[Saved entries]
--

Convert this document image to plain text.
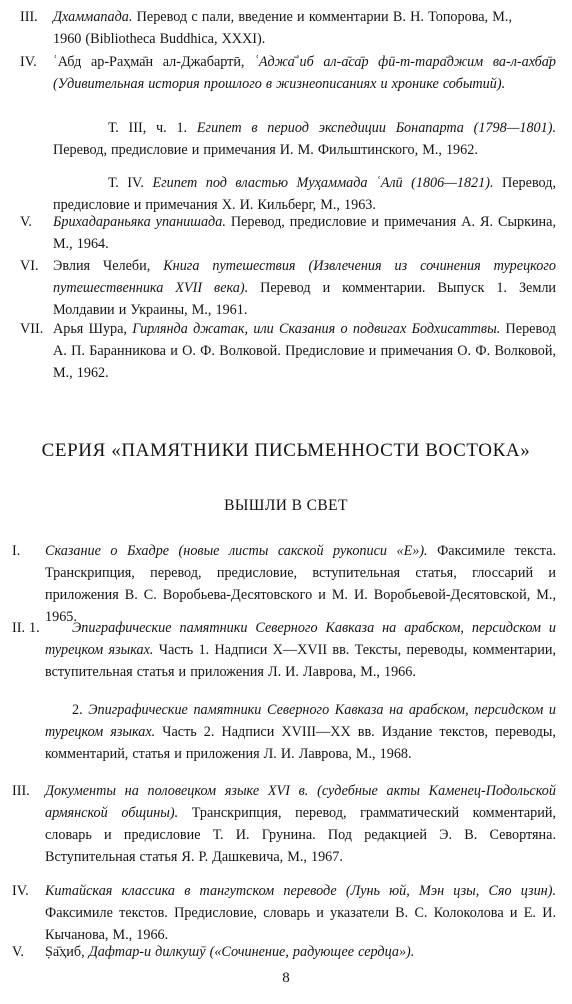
III.	Дхаммапада. Перевод с пали, введение и комментарии В. Н. Топорова, М., 1960 (Bibliotheca Buddhica, XXXI).
IV.	ʿАбд ар-Раҳма̄н ал-Джабартӣ, ʿАджа̄ʾиб ал-а̄са̄р фӣ-т-тара̄джим ва-л-ахба̄р (Удивительная история прошлого в жизнеописаниях и хронике событий).
Т. III, ч. 1. Египет в период экспедиции Бонапарта (1798—1801). Перевод, предисловие и примечания И. М. Фильштинского, М., 1962.
Т. IV. Египет под властью Муҳаммада ʿАлӣ (1806—1821). Перевод, предисловие и примечания Х. И. Кильберг, М., 1963.
V.	Брихадараньяка упанишада. Перевод, предисловие и примечания А. Я. Сыркина, М., 1964.
VI.	Эвлия Челеби, Книга путешествия (Извлечения из сочинения турецкого путешественника XVII века). Перевод и комментарии. Выпуск 1. Земли Молдавии и Украины, М., 1961.
VII. Арья Шура, Гирлянда джатак, или Сказания о подвигах Бодхисаттвы. Перевод А. П. Баранникова и О. Ф. Волковой. Предисловие и примечания О. Ф. Волковой, М., 1962.
СЕРИЯ «ПАМЯТНИКИ ПИСЬМЕННОСТИ ВОСТОКА»
ВЫШЛИ В СВЕТ
I.	Сказание о Бхадре (новые листы сакской рукописи «Е»). Факсимиле текста. Транскрипция, перевод, предисловие, вступительная статья, глоссарий и приложения В. С. Воробьева-Десятовского и М. И. Воробьевой-Десятовской, М., 1965.
II. 1.	Эпиграфические памятники Северного Кавказа на арабском, персидском и турецком языках. Часть 1. Надписи X—XVII вв. Тексты, переводы, комментарии, вступительная статья и приложения Л. И. Лаврова, М., 1966.
2. Эпиграфические памятники Северного Кавказа на арабском, персидском и турецком языках. Часть 2. Надписи XVIII—XX вв. Издание текстов, переводы, комментарий, статья и приложения Л. И. Лаврова, М., 1968.
III.	Документы на половецком языке XVI в. (судебные акты Каменец-Подольской армянской общины). Транскрипция, перевод, грамматический комментарий, словарь и предисловие Т. И. Грунина. Под редакцией Э. В. Севортяна. Вступительная статья Я. Р. Дашкевича, М., 1967.
IV.	Китайская классика в тангутском переводе (Лунь юй, Мэн цзы, Сяо цзин). Факсимиле текстов. Предисловие, словарь и указатели В. С. Колоколова и Е. И. Кычанова, М., 1966.
V.	Ṣа̄ҳиб, Дафтар-и дилкушӯ («Сочинение, радующее сердца»).
8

--

▸ Task brief
From the entries above, extract each line containing "Эпиграфические".

▸ Result below
II. 1.	Эпиграфические памятники Северного Кавказа на арабском, персидском и турецком языках. Часть 1. Надписи X—XVII вв. Тексты, переводы, комментарии, вступительная статья и приложения Л. И. Лаврова, М., 1966.
2. Эпиграфические памятники Северного Кавказа на арабском, персидском и турецком языках. Часть 2. Надписи XVIII—XX вв. Издание текстов, переводы, комментарий, статья и приложения Л. И. Лаврова, М., 1968.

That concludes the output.